Aim: Each line that includes "Cursos" counts once; give the total and nothing besides.
— Start of Data in this exercise —
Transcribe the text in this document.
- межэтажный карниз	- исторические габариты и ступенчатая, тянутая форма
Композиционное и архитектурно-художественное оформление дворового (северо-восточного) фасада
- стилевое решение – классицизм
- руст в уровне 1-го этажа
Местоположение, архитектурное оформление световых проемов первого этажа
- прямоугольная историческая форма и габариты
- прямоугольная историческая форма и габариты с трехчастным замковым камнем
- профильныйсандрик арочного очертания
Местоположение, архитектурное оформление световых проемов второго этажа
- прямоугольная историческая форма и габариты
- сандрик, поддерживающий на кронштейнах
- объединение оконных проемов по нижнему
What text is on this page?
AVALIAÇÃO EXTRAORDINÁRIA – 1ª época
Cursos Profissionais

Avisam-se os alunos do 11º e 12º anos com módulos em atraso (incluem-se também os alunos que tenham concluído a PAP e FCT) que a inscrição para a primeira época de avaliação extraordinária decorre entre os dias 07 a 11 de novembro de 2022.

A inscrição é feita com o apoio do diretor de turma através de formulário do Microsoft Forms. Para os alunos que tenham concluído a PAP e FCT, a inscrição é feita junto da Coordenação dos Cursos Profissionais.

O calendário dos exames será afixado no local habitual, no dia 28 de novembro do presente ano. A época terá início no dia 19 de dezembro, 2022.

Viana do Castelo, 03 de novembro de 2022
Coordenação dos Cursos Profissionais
— End of Data in this exercise —
Finished answer: 3